→ Stated exercise
Write out the data again exactly, skipping every picture.

↓

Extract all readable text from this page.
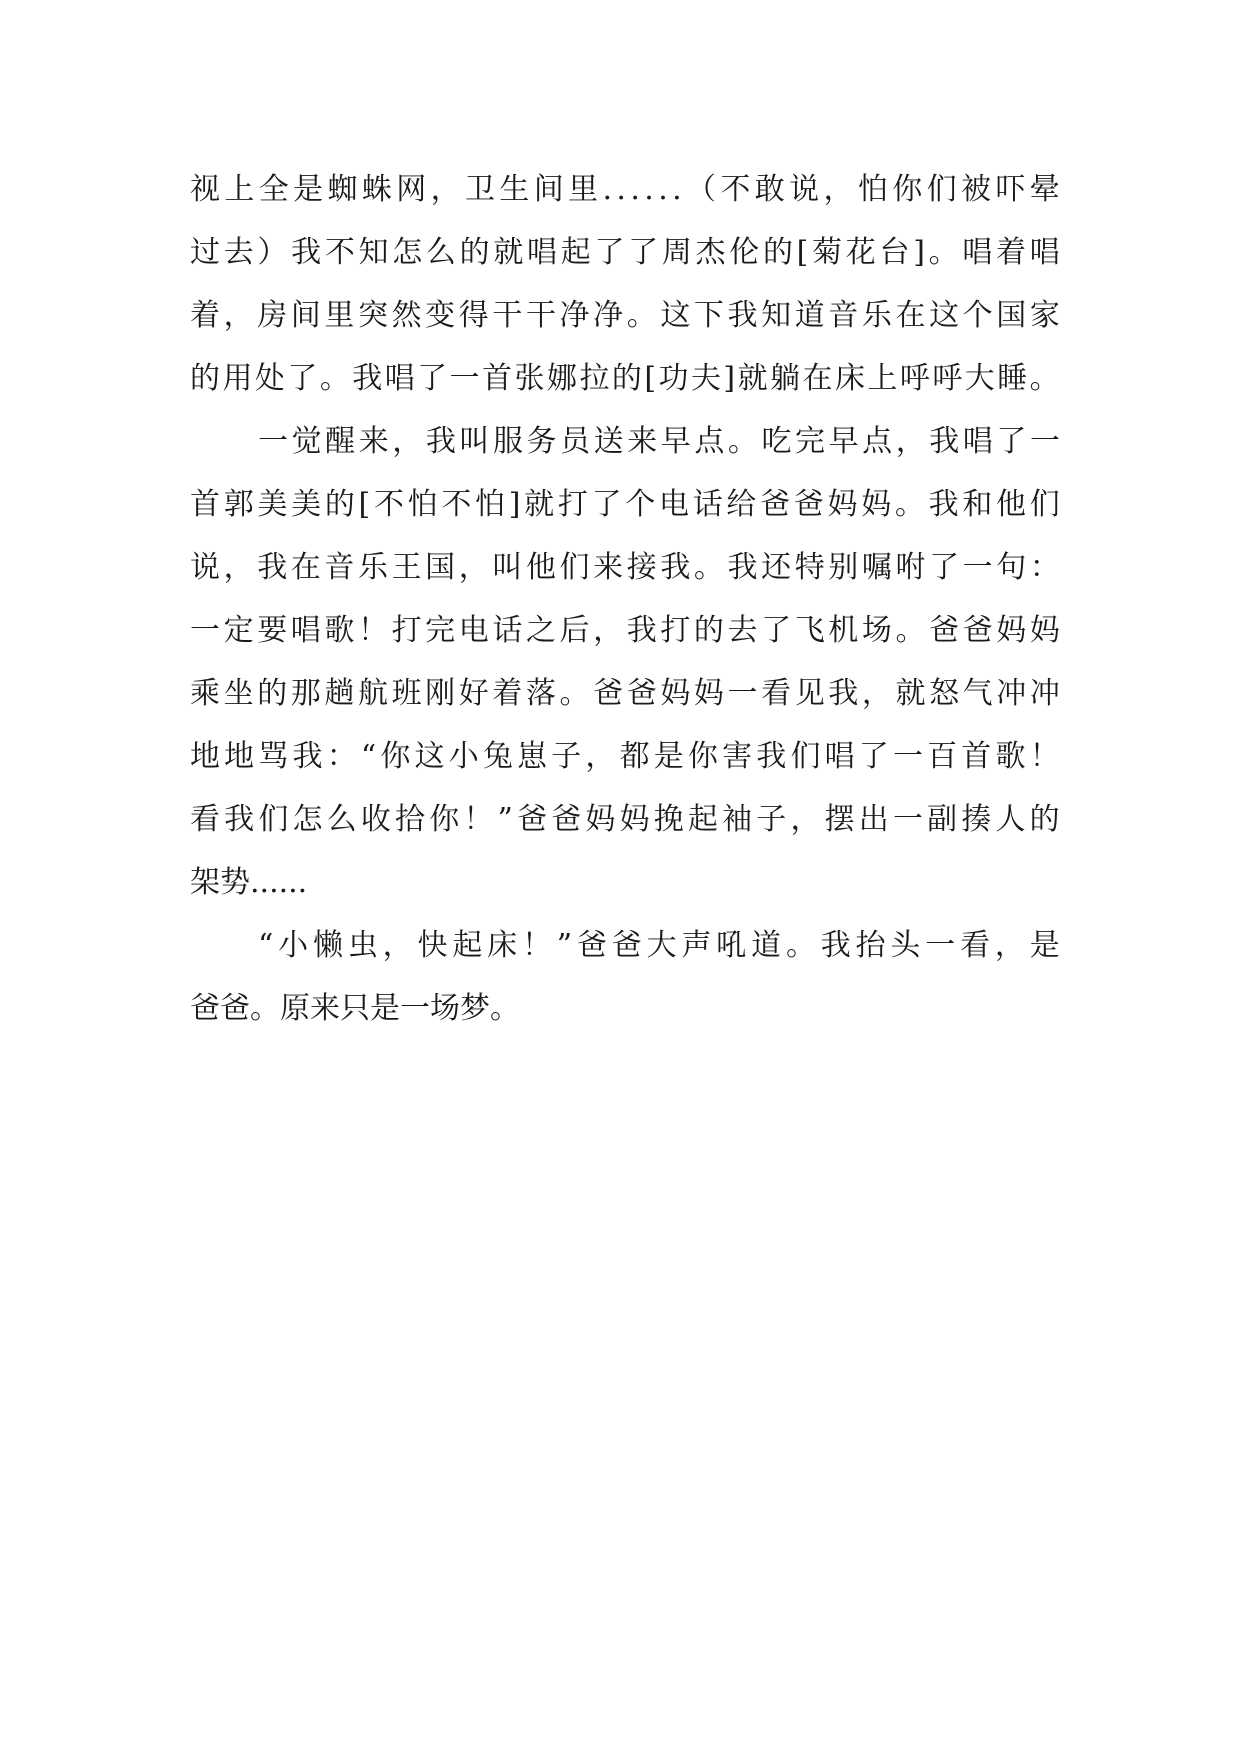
视 上 全 是 蜘 蛛 网 ， 卫 生 间 里 . . . . . . （ 不 敢 说 ， 怕 你 们 被 吓 晕
过 去 ） 我 不 知 怎 么 的 就 唱 起 了 了 周 杰 伦 的 [ 菊 花 台 ] 。 唱 着 唱
着 ， 房 间 里 突 然 变 得 干 干 净 净 。 这 下 我 知 道 音 乐 在 这 个 国 家
的 用 处 了 。 我 唱 了 一 首 张 娜 拉 的 [ 功 夫 ] 就 躺 在 床 上 呼 呼 大 睡 。
一 觉 醒 来 ， 我 叫 服 务 员 送 来 早 点 。 吃 完 早 点 ， 我 唱 了 一
首 郭 美 美 的 [ 不 怕 不 怕 ] 就 打 了 个 电 话 给 爸 爸 妈 妈 。 我 和 他 们
说 ， 我 在 音 乐 王 国 ， 叫 他 们 来 接 我 。 我 还 特 别 嘱 咐 了 一 句 ：
一 定 要 唱 歌 ！ 打 完 电 话 之 后 ， 我 打 的 去 了 飞 机 场 。 爸 爸 妈 妈
乘 坐 的 那 趟 航 班 刚 好 着 落 。 爸 爸 妈 妈 一 看 见 我 ， 就 怒 气 冲 冲
地 地 骂 我 ： “ 你 这 小 兔 崽 子 ， 都 是 你 害 我 们 唱 了 一 百 首 歌 ！
看 我 们 怎 么 收 拾 你 ！ ” 爸 爸 妈 妈 挽 起 袖 子 ， 摆 出 一 副 揍 人 的
架势......
“ 小 懒 虫 ， 快 起 床 ！ ” 爸 爸 大 声 吼 道 。 我 抬 头 一 看 ， 是
爸爸。原来只是一场梦。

↑

→ Answer for the task
Extract all readable text from this page.
视 上 全 是 蜘 蛛 网 ， 卫 生 间 里 . . . . . . （ 不 敢 说 ， 怕 你 们 被 吓 晕
过 去 ） 我 不 知 怎 么 的 就 唱 起 了 了 周 杰 伦 的 [ 菊 花 台 ] 。 唱 着 唱
着 ， 房 间 里 突 然 变 得 干 干 净 净 。 这 下 我 知 道 音 乐 在 这 个 国 家
的 用 处 了 。 我 唱 了 一 首 张 娜 拉 的 [ 功 夫 ] 就 躺 在 床 上 呼 呼 大 睡 。
一 觉 醒 来 ， 我 叫 服 务 员 送 来 早 点 。 吃 完 早 点 ， 我 唱 了 一
首 郭 美 美 的 [ 不 怕 不 怕 ] 就 打 了 个 电 话 给 爸 爸 妈 妈 。 我 和 他 们
说 ， 我 在 音 乐 王 国 ， 叫 他 们 来 接 我 。 我 还 特 别 嘱 咐 了 一 句 ：
一 定 要 唱 歌 ！ 打 完 电 话 之 后 ， 我 打 的 去 了 飞 机 场 。 爸 爸 妈 妈
乘 坐 的 那 趟 航 班 刚 好 着 落 。 爸 爸 妈 妈 一 看 见 我 ， 就 怒 气 冲 冲
地 地 骂 我 ： “ 你 这 小 兔 崽 子 ， 都 是 你 害 我 们 唱 了 一 百 首 歌 ！
看 我 们 怎 么 收 拾 你 ！ ” 爸 爸 妈 妈 挽 起 袖 子 ， 摆 出 一 副 揍 人 的
架势......
“ 小 懒 虫 ， 快 起 床 ！ ” 爸 爸 大 声 吼 道 。 我 抬 头 一 看 ， 是
爸爸。原来只是一场梦。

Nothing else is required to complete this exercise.